→ **Given instruction**
Locate and copy all lines bearing the word "actuales".

→ **Raw data**

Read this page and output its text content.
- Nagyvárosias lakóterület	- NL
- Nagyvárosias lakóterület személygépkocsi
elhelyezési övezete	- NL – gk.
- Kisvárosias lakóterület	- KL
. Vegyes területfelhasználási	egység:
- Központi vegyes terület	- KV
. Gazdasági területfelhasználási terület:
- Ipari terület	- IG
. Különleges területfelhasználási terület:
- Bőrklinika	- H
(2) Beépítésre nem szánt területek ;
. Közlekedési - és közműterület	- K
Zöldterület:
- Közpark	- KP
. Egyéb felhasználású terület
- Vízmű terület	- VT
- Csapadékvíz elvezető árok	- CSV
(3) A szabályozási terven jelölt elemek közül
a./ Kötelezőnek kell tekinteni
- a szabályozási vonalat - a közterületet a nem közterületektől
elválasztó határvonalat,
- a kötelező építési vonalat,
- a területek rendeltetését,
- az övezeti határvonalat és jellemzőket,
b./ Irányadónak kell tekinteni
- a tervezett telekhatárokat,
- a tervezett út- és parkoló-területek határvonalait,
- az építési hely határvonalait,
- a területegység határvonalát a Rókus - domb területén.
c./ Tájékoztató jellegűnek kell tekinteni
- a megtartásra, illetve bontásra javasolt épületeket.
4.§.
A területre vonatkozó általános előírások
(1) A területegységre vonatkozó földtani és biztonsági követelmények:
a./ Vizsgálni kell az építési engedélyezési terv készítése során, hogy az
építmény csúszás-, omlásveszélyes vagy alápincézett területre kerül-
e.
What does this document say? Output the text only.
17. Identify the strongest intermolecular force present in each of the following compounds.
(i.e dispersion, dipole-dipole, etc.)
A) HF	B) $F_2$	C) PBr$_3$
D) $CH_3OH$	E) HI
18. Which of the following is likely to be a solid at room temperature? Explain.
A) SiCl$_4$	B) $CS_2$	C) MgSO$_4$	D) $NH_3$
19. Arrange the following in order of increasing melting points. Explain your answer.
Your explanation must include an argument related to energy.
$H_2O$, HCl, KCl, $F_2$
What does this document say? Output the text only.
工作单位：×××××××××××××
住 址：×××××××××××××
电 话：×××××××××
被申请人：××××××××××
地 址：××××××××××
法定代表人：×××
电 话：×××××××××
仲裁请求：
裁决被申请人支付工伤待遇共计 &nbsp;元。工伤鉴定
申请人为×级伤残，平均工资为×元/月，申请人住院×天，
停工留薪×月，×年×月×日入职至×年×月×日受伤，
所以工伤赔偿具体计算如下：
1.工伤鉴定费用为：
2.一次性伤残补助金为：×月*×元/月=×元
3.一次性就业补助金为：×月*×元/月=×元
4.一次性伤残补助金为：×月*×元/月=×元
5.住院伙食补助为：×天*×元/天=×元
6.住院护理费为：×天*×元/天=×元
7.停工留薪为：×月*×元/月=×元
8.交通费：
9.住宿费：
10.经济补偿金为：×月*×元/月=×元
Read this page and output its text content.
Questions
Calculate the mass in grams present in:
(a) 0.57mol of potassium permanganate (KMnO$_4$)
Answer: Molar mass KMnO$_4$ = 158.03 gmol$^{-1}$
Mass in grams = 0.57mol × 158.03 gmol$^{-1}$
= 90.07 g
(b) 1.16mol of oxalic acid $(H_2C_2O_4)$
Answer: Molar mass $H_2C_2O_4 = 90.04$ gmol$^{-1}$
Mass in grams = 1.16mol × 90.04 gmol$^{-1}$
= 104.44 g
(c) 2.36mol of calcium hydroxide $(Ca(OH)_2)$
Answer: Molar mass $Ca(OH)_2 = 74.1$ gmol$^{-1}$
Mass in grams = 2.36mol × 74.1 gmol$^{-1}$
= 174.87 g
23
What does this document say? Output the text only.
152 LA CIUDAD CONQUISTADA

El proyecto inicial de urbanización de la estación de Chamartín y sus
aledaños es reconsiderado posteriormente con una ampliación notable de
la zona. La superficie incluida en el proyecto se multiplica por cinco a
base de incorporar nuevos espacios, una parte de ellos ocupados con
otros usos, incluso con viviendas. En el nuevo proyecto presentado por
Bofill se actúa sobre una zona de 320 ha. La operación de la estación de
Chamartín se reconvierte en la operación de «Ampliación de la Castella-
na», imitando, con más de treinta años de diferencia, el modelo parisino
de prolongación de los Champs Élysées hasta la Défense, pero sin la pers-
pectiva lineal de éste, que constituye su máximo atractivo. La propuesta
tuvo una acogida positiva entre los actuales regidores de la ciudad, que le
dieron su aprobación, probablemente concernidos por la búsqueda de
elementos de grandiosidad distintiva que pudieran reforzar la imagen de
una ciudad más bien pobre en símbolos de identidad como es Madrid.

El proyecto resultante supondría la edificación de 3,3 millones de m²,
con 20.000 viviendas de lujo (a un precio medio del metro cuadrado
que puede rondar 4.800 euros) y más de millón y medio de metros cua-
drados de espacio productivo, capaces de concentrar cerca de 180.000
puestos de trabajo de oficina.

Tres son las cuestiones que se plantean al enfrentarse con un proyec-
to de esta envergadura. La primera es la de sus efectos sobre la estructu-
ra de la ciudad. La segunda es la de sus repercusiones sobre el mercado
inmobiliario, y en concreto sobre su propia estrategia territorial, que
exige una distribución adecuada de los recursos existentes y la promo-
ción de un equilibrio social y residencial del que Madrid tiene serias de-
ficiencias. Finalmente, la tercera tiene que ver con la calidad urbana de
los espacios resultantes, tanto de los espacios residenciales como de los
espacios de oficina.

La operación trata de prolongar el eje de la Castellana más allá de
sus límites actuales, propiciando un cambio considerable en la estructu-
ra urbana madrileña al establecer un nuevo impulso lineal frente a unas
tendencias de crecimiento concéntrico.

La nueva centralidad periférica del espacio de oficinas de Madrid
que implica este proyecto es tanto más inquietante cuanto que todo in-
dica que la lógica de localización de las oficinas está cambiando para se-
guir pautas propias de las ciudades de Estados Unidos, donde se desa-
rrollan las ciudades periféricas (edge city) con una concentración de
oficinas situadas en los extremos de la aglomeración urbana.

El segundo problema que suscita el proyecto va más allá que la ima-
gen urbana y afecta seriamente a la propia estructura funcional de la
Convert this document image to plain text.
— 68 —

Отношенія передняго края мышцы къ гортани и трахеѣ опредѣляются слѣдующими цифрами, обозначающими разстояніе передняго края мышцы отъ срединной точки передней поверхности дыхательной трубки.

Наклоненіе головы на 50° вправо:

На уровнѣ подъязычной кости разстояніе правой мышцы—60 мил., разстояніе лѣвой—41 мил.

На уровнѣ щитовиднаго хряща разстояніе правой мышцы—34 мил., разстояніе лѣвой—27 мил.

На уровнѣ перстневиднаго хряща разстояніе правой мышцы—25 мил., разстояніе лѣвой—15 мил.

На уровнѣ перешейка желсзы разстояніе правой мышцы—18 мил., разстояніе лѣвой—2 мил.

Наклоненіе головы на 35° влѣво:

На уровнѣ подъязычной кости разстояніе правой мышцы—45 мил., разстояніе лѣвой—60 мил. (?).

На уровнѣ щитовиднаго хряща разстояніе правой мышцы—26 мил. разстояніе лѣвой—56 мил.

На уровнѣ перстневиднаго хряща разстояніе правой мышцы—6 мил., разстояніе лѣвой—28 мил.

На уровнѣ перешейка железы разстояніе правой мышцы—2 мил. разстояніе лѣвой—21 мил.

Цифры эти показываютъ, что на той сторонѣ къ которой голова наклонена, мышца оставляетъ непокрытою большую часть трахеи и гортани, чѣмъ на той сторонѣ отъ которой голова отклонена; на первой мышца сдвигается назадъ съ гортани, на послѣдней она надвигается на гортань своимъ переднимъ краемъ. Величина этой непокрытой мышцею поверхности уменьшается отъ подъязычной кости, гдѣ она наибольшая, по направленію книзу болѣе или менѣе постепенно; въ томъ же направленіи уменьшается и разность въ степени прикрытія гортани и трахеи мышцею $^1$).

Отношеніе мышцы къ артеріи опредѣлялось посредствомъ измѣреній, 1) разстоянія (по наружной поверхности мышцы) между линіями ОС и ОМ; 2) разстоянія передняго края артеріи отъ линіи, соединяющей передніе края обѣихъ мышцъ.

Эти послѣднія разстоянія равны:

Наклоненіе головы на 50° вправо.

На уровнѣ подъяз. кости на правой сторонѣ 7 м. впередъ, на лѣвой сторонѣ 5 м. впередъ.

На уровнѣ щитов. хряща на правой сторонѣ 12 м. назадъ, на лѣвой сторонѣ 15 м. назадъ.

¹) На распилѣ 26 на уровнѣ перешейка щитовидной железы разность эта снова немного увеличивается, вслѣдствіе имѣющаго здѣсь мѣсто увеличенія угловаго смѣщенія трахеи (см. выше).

→ **Response for this exercise**
tuvo una acogida positiva entre los actuales regidores de la ciudad, que le
sus límites actuales, propiciando un cambio considerable en la estructu-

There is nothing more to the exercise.